Problem to solve: Every line that holds the string "hoạch" is to be identified and copied.

§

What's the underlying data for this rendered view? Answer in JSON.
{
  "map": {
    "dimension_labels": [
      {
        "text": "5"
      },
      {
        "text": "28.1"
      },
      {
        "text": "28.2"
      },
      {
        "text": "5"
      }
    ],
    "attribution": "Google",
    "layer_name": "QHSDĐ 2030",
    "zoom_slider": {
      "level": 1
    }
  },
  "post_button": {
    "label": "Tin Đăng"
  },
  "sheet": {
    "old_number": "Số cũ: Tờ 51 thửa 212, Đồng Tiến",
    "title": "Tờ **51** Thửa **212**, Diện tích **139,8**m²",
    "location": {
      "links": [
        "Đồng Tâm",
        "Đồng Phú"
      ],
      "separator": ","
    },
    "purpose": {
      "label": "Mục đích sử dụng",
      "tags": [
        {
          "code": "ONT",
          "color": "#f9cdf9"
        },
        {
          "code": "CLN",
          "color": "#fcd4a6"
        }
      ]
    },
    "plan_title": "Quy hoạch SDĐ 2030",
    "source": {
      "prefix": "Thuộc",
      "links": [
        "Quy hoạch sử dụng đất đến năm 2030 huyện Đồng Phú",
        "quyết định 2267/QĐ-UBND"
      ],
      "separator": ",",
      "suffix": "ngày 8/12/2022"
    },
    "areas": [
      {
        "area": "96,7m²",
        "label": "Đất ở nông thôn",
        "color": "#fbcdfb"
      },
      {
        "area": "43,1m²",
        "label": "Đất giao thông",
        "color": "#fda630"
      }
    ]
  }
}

§

Task output:
    "plan_title": "Quy hoạch SDĐ 2030",
        "Quy hoạch sử dụng đất đến năm 2030 huyện Đồng Phú",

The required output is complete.